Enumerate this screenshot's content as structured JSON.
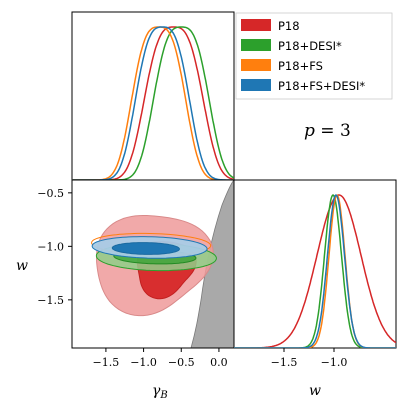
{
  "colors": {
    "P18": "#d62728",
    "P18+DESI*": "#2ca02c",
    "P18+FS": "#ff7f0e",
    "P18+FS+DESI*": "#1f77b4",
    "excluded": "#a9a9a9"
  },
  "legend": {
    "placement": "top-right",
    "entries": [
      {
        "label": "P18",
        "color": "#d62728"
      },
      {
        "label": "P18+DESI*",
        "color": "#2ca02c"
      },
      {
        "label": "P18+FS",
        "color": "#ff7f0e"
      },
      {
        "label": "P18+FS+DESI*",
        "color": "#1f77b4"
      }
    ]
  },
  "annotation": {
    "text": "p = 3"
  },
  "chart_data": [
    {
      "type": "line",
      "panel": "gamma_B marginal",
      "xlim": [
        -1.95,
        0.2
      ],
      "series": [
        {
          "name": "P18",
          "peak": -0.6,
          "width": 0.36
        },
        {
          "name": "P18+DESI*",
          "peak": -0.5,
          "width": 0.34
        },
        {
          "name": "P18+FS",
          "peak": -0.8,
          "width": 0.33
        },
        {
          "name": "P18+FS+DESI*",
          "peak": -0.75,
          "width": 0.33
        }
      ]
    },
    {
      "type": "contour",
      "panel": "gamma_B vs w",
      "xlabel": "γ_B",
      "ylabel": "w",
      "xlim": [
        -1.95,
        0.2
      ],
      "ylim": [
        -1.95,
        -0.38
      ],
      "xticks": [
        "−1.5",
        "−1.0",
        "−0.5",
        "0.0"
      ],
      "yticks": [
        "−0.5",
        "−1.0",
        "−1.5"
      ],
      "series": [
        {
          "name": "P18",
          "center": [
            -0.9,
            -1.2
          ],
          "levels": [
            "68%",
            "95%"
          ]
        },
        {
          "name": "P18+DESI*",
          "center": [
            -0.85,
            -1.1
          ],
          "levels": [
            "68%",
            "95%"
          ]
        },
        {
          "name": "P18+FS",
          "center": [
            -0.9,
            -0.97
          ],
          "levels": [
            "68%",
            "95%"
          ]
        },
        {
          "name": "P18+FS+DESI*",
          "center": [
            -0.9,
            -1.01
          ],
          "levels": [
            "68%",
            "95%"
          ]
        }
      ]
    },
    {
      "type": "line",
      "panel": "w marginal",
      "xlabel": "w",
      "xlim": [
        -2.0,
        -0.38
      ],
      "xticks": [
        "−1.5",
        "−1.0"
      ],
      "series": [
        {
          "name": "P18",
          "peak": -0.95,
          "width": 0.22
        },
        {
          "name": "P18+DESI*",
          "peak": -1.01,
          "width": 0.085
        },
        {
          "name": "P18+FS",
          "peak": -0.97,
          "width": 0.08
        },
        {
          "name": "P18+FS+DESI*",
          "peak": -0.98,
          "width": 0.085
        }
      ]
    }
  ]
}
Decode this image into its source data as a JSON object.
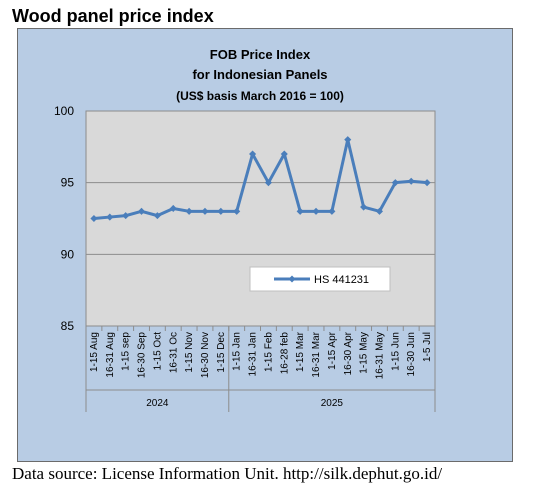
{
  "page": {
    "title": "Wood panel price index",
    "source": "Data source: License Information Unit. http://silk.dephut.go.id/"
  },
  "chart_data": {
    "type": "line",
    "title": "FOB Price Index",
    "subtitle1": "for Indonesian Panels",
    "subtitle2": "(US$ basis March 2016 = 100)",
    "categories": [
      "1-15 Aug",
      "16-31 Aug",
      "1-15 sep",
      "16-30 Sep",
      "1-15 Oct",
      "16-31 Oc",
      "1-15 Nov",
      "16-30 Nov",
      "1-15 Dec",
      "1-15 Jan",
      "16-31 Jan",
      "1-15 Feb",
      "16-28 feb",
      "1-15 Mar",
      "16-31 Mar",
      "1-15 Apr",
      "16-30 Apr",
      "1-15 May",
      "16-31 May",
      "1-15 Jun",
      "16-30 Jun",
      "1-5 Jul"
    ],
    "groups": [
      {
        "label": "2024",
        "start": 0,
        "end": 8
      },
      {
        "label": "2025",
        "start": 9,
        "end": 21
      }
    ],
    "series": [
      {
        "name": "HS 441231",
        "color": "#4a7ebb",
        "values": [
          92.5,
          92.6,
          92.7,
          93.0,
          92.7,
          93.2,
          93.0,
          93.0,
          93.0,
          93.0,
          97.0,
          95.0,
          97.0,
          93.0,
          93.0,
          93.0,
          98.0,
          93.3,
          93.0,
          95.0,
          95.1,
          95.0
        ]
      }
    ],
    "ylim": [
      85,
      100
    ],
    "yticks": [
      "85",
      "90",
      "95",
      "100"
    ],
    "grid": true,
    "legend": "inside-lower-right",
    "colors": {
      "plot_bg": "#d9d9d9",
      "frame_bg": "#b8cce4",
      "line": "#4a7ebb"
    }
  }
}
—————
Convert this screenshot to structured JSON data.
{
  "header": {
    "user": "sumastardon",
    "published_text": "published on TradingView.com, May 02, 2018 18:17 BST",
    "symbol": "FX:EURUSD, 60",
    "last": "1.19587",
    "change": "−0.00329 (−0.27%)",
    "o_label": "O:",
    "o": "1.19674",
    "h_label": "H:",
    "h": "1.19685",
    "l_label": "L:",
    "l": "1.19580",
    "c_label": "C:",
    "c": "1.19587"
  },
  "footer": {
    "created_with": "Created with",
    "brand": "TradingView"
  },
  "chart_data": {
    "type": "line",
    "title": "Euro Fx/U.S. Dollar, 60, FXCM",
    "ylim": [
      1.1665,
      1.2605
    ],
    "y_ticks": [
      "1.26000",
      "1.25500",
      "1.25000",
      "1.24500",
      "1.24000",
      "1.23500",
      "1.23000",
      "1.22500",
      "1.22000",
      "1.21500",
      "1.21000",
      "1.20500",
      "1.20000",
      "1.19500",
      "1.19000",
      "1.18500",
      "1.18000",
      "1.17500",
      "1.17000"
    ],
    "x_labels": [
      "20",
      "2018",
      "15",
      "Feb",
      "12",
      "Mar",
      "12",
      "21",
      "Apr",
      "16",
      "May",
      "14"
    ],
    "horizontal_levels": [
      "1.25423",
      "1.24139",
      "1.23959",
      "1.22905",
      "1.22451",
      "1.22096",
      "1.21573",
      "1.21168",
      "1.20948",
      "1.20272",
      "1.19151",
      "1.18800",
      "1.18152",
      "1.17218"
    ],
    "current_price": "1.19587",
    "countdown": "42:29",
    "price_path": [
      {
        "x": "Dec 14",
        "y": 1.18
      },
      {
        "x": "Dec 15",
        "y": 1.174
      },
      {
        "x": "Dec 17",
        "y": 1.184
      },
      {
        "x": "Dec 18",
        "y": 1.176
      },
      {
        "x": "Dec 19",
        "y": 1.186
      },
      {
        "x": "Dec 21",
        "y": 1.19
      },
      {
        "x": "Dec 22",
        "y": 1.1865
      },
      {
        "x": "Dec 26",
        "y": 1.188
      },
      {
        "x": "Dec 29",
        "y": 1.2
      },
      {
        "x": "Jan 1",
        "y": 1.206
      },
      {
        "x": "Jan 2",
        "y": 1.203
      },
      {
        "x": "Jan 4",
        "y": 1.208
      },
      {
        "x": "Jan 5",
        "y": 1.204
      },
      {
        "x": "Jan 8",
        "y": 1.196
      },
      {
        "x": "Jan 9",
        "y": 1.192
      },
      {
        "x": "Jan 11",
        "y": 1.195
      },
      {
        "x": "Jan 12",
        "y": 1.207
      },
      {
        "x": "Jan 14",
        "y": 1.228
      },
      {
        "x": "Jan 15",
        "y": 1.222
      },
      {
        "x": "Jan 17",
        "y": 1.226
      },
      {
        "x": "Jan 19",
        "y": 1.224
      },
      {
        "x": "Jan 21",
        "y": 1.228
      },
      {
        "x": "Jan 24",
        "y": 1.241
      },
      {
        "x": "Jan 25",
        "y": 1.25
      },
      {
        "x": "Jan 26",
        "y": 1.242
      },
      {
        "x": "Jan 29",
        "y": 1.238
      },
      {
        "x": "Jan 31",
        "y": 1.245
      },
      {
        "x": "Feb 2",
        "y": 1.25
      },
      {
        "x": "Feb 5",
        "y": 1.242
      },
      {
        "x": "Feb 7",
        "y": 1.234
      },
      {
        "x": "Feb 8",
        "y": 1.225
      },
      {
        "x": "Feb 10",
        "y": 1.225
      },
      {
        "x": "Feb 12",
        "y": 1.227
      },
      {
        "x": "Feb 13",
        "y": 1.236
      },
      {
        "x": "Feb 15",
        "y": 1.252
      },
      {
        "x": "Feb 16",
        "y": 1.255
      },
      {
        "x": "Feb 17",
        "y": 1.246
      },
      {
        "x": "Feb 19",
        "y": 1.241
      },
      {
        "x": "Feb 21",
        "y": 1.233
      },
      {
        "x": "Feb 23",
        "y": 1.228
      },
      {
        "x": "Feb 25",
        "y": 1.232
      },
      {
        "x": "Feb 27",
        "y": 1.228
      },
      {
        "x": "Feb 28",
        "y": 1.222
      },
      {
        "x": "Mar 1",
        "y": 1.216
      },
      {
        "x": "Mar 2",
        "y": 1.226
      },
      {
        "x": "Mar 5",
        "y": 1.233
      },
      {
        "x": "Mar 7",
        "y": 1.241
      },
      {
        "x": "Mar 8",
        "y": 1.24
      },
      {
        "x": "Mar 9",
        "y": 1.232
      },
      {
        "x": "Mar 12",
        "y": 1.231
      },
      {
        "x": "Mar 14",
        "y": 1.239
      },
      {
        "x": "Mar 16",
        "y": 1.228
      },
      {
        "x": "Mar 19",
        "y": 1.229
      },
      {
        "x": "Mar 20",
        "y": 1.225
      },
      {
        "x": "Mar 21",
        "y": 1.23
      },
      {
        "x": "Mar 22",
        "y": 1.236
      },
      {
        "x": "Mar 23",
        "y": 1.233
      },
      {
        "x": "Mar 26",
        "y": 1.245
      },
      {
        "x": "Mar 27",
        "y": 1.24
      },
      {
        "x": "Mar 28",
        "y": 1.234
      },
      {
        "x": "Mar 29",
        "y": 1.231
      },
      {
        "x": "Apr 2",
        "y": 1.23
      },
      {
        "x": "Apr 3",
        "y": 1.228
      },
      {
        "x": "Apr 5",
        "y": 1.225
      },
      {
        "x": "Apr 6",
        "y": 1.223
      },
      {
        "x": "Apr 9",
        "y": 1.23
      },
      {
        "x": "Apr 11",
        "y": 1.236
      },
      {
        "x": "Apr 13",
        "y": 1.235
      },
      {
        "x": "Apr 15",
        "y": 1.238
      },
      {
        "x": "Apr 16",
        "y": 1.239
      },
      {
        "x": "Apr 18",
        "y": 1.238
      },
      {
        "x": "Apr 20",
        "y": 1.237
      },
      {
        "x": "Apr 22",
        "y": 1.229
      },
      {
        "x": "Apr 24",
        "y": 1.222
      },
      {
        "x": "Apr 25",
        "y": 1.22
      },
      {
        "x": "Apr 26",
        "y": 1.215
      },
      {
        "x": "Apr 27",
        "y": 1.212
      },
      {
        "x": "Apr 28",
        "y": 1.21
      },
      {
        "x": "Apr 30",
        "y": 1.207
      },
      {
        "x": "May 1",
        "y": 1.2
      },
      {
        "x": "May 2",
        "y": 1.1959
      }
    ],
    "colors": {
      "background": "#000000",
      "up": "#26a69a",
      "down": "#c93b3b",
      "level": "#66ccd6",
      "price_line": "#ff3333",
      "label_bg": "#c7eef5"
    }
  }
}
—————
Work required: Pick out the lines above containing the word "structured", then copy them.

Output of the exercise:
Enumerate this screenshot's content as structured JSON.
Convert this screenshot to structured JSON data.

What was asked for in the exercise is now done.